> _Work to be completed_: All of the material below is to be restated word for word, apart from the pictures.
BEGIN Input rows
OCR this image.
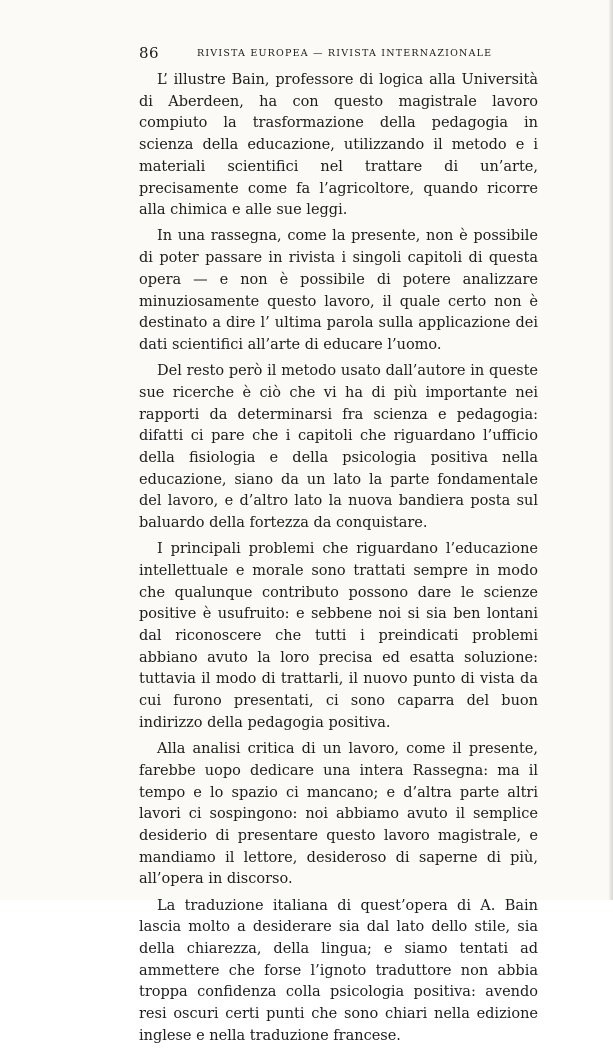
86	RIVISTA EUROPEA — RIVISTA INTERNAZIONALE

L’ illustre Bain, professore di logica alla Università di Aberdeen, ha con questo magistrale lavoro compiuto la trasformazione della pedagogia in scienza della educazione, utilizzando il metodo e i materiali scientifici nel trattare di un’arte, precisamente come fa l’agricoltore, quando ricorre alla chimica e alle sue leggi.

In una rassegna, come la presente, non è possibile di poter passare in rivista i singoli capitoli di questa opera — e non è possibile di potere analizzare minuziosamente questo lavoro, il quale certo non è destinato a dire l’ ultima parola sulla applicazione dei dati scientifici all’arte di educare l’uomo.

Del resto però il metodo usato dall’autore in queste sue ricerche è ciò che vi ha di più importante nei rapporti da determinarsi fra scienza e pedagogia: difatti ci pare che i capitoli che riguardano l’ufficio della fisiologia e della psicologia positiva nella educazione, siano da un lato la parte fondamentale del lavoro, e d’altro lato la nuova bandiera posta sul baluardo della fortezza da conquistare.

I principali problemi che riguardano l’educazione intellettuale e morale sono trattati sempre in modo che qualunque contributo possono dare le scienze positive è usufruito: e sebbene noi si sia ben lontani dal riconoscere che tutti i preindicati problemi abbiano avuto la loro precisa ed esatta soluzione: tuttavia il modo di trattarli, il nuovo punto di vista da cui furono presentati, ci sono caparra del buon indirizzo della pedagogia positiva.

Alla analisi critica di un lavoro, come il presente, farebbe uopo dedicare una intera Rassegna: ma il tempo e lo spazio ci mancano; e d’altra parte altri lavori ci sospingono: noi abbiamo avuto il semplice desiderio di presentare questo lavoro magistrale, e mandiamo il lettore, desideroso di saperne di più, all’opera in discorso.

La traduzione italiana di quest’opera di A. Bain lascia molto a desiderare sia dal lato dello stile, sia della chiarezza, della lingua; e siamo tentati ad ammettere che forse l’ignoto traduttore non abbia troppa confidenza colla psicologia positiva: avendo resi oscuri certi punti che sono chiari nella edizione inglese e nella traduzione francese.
END Input rows
> _Answer for this exercise_:
OCR this image.
86	RIVISTA EUROPEA — RIVISTA INTERNAZIONALE

L’ illustre Bain, professore di logica alla Università di Aberdeen, ha con questo magistrale lavoro compiuto la trasformazione della pedagogia in scienza della educazione, utilizzando il metodo e i materiali scientifici nel trattare di un’arte, precisamente come fa l’agricoltore, quando ricorre alla chimica e alle sue leggi.

In una rassegna, come la presente, non è possibile di poter passare in rivista i singoli capitoli di questa opera — e non è possibile di potere analizzare minuziosamente questo lavoro, il quale certo non è destinato a dire l’ ultima parola sulla applicazione dei dati scientifici all’arte di educare l’uomo.

Del resto però il metodo usato dall’autore in queste sue ricerche è ciò che vi ha di più importante nei rapporti da determinarsi fra scienza e pedagogia: difatti ci pare che i capitoli che riguardano l’ufficio della fisiologia e della psicologia positiva nella educazione, siano da un lato la parte fondamentale del lavoro, e d’altro lato la nuova bandiera posta sul baluardo della fortezza da conquistare.

I principali problemi che riguardano l’educazione intellettuale e morale sono trattati sempre in modo che qualunque contributo possono dare le scienze positive è usufruito: e sebbene noi si sia ben lontani dal riconoscere che tutti i preindicati problemi abbiano avuto la loro precisa ed esatta soluzione: tuttavia il modo di trattarli, il nuovo punto di vista da cui furono presentati, ci sono caparra del buon indirizzo della pedagogia positiva.

Alla analisi critica di un lavoro, come il presente, farebbe uopo dedicare una intera Rassegna: ma il tempo e lo spazio ci mancano; e d’altra parte altri lavori ci sospingono: noi abbiamo avuto il semplice desiderio di presentare questo lavoro magistrale, e mandiamo il lettore, desideroso di saperne di più, all’opera in discorso.

La traduzione italiana di quest’opera di A. Bain lascia molto a desiderare sia dal lato dello stile, sia della chiarezza, della lingua; e siamo tentati ad ammettere che forse l’ignoto traduttore non abbia troppa confidenza colla psicologia positiva: avendo resi oscuri certi punti che sono chiari nella edizione inglese e nella traduzione francese.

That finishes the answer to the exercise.